YOUR GOAL: Locate every line in the records below that holds the word "当物体悬挂在" and return each one.

[Recorded data]
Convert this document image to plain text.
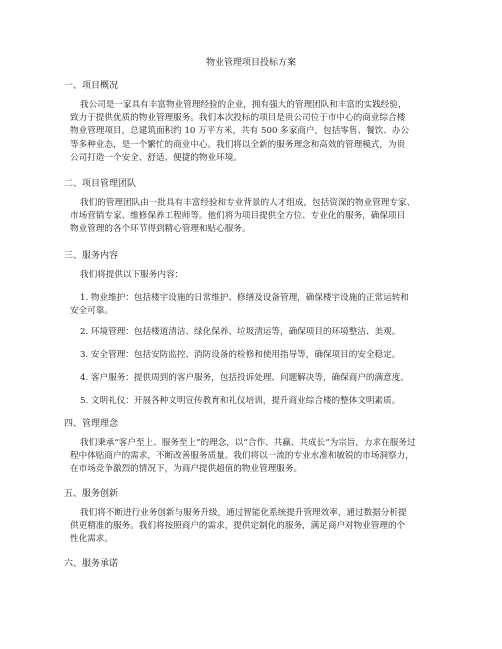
物业管理项目投标方案
一、项目概况
我公司是一家具有丰富物业管理经验的企业，拥有强大的管理团队和丰富的实践经验，
致力于提供优质的物业管理服务。我们本次投标的项目是贵公司位于市中心的商业综合楼
物业管理项目，总建筑面积约 10 万平方米，共有 500 多家商户，包括零售、餐饮、办公
等多种业态，是一个繁忙的商业中心。我们将以全新的服务理念和高效的管理模式，为贵
公司打造一个安全、舒适、便捷的物业环境。
二、项目管理团队
我们的管理团队由一批具有丰富经验和专业背景的人才组成，包括资深的物业管理专家、
市场营销专家、维修保养工程师等。他们将为项目提供全方位、专业化的服务，确保项目
物业管理的各个环节得到精心管理和贴心服务。
三、服务内容
我们将提供以下服务内容：
1. 物业维护：包括楼宇设施的日常维护、修缮及设备管理，确保楼宇设施的正常运转和
安全可靠。
2. 环境管理：包括楼道清洁、绿化保养、垃圾清运等，确保项目的环境整洁、美观。
3. 安全管理：包括安防监控、消防设备的检修和使用指导等，确保项目的安全稳定。
4. 客户服务：提供周到的客户服务，包括投诉处理、问题解决等，确保商户的满意度。
5. 文明礼仪：开展各种文明宣传教育和礼仪培训，提升商业综合楼的整体文明素质。
四、管理理念
我们秉承“客户至上、服务至上”的理念，以“合作、共赢、共成长”为宗旨，力求在服务过
程中体贴商户的需求，不断改善服务质量。我们将以一流的专业水准和敏锐的市场洞察力，
在市场竞争激烈的情况下，为商户提供超值的物业管理服务。
五、服务创新
我们将不断进行业务创新与服务升级，通过智能化系统提升管理效率，通过数据分析提
供更精准的服务。我们将按照商户的需求，提供定制化的服务，满足商户对物业管理的个
性化需求。
六、服务承诺
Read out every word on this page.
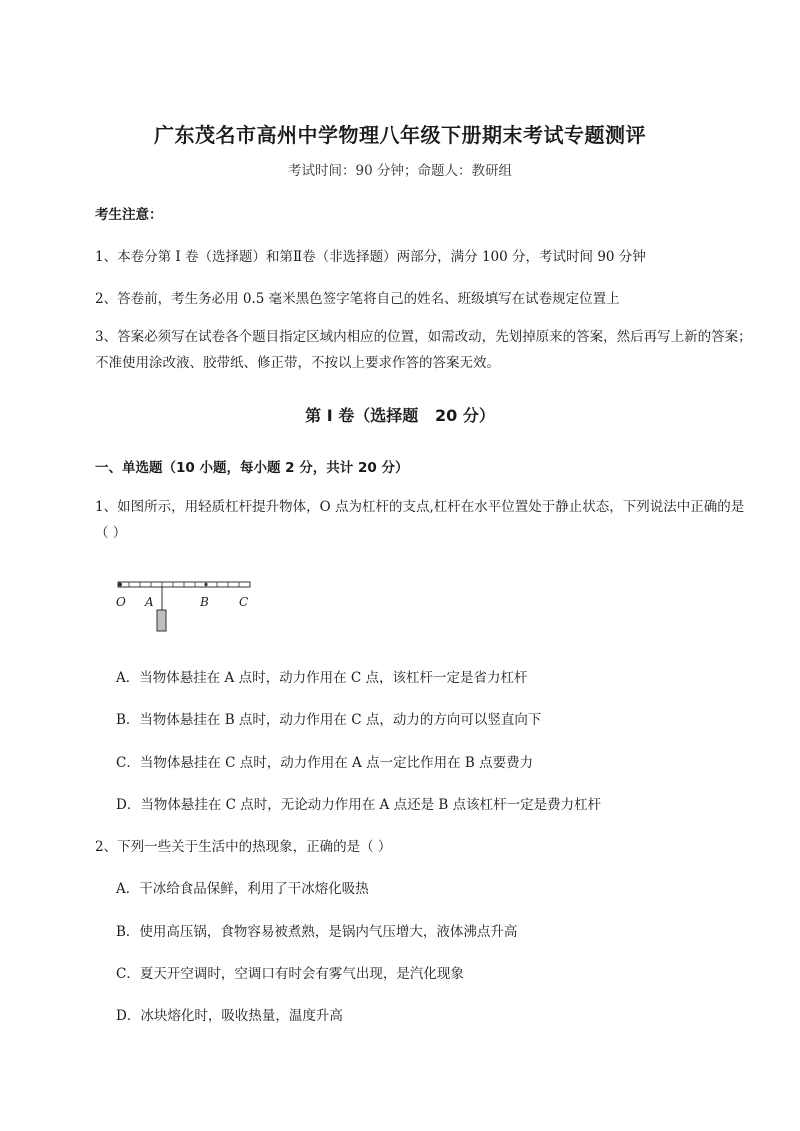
广东茂名市高州中学物理八年级下册期末考试专题测评
考试时间：90 分钟；命题人：教研组
考生注意：
1、本卷分第 I 卷（选择题）和第Ⅱ卷（非选择题）两部分，满分 100 分，考试时间 90 分钟
2、答卷前，考生务必用 0.5 毫米黑色签字笔将自己的姓名、班级填写在试卷规定位置上
3、答案必须写在试卷各个题目指定区域内相应的位置，如需改动，先划掉原来的答案，然后再写上新的答案；不准使用涂改液、胶带纸、修正带，不按以上要求作答的答案无效。
第 I 卷（选择题   20 分）
一、单选题（10 小题，每小题 2 分，共计 20 分）
1、如图所示，用轻质杠杆提升物体，O 点为杠杆的支点,杠杆在水平位置处于静止状态，下列说法中正确的是（ ）
O A	B	C
A．当物体悬挂在 A 点时，动力作用在 C 点，该杠杆一定是省力杠杆
B．当物体悬挂在 B 点时，动力作用在 C 点，动力的方向可以竖直向下
C．当物体悬挂在 C 点时，动力作用在 A 点一定比作用在 B 点要费力
D．当物体悬挂在 C 点时，无论动力作用在 A 点还是 B 点该杠杆一定是费力杠杆
2、下列一些关于生活中的热现象，正确的是（ ）
A．干冰给食品保鲜，利用了干冰熔化吸热
B．使用高压锅，食物容易被煮熟，是锅内气压增大，液体沸点升高
C．夏天开空调时，空调口有时会有雾气出现，是汽化现象
D．冰块熔化时，吸收热量，温度升高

THE ANSWER:
A．当物体悬挂在 A 点时，动力作用在 C 点，该杠杆一定是省力杠杆
B．当物体悬挂在 B 点时，动力作用在 C 点，动力的方向可以竖直向下
C．当物体悬挂在 C 点时，动力作用在 A 点一定比作用在 B 点要费力
D．当物体悬挂在 C 点时，无论动力作用在 A 点还是 B 点该杠杆一定是费力杠杆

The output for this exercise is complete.